INFORMATION SHOWN =>
··········
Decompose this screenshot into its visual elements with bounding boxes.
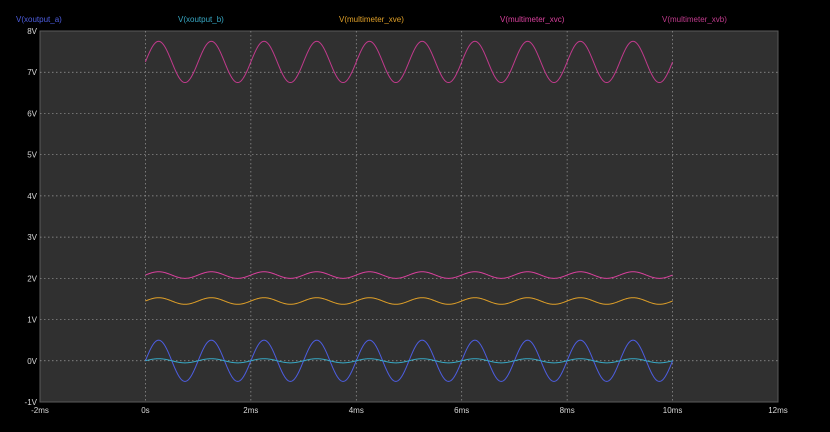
y-tick-label: 7V [27,68,37,77]
x-tick-label: 6ms [454,406,469,415]
trace-v-multimeter-xve[interactable] [145,297,673,305]
legend-entry[interactable]: V(xoutput_b) [178,15,224,24]
y-tick-label: 0V [27,357,37,366]
y-tick-label: 4V [27,192,37,201]
y-axis-tick-labels: -1V 0V 1V 2V 3V 4V 5V 6V 7V 8V [25,27,38,407]
y-tick-label: 8V [27,27,37,36]
x-tick-label: -2ms [31,406,49,415]
trace-v-xoutput-b[interactable] [145,358,673,364]
legend-entry[interactable]: V(multimeter_xvb) [662,15,727,24]
y-tick-label: -1V [25,398,38,407]
trace-legend: V(xoutput_a) V(xoutput_b) V(multimeter_xve… [16,15,727,24]
plot-area[interactable] [39,30,779,403]
x-tick-label: 0s [141,406,149,415]
x-tick-label: 2ms [243,406,258,415]
x-tick-label: 4ms [349,406,364,415]
y-tick-label: 1V [27,316,37,325]
trace-v-multimeter-xvc[interactable] [145,271,673,279]
trace-v-multimeter-xvb[interactable] [144,40,674,84]
y-tick-label: 5V [27,151,37,160]
legend-entry[interactable]: V(xoutput_a) [16,15,62,24]
x-tick-label: 8ms [560,406,575,415]
x-axis-tick-labels: -2ms 0s 2ms 4ms 6ms 8ms 10ms 12ms [31,406,788,415]
legend-entry[interactable]: V(multimeter_xve) [339,15,404,24]
y-tick-label: 3V [27,233,37,242]
y-tick-label: 2V [27,274,37,283]
legend-entry[interactable]: V(multimeter_xvc) [500,15,565,24]
x-tick-label: 12ms [768,406,788,415]
x-tick-label: 10ms [663,406,683,415]
y-tick-label: 6V [27,109,37,118]
waveform-traces [144,40,674,382]
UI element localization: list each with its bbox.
··········
Reproduce every row above verbatim, omitting the picture placeholders.

EXERCISE OUTPUT =>
Decompose this screenshot into its visual elements with bounding boxes.
y-tick-label: 7V [27,68,37,77]
x-tick-label: 6ms [454,406,469,415]
trace-v-multimeter-xve[interactable] [145,297,673,305]
legend-entry[interactable]: V(xoutput_b) [178,15,224,24]
y-tick-label: 0V [27,357,37,366]
y-tick-label: 4V [27,192,37,201]
y-axis-tick-labels: -1V 0V 1V 2V 3V 4V 5V 6V 7V 8V [25,27,38,407]
y-tick-label: 8V [27,27,37,36]
x-tick-label: -2ms [31,406,49,415]
trace-v-xoutput-b[interactable] [145,358,673,364]
legend-entry[interactable]: V(multimeter_xvb) [662,15,727,24]
y-tick-label: -1V [25,398,38,407]
trace-legend: V(xoutput_a) V(xoutput_b) V(multimeter_xve… [16,15,727,24]
plot-area[interactable] [39,30,779,403]
x-tick-label: 0s [141,406,149,415]
x-tick-label: 2ms [243,406,258,415]
x-tick-label: 4ms [349,406,364,415]
y-tick-label: 1V [27,316,37,325]
trace-v-multimeter-xvc[interactable] [145,271,673,279]
trace-v-multimeter-xvb[interactable] [144,40,674,84]
y-tick-label: 5V [27,151,37,160]
legend-entry[interactable]: V(xoutput_a) [16,15,62,24]
x-tick-label: 8ms [560,406,575,415]
x-axis-tick-labels: -2ms 0s 2ms 4ms 6ms 8ms 10ms 12ms [31,406,788,415]
legend-entry[interactable]: V(multimeter_xve) [339,15,404,24]
y-tick-label: 3V [27,233,37,242]
y-tick-label: 2V [27,274,37,283]
legend-entry[interactable]: V(multimeter_xvc) [500,15,565,24]
x-tick-label: 12ms [768,406,788,415]
x-tick-label: 10ms [663,406,683,415]
y-tick-label: 6V [27,109,37,118]
waveform-traces [144,40,674,382]
UI element localization: list each with its bbox.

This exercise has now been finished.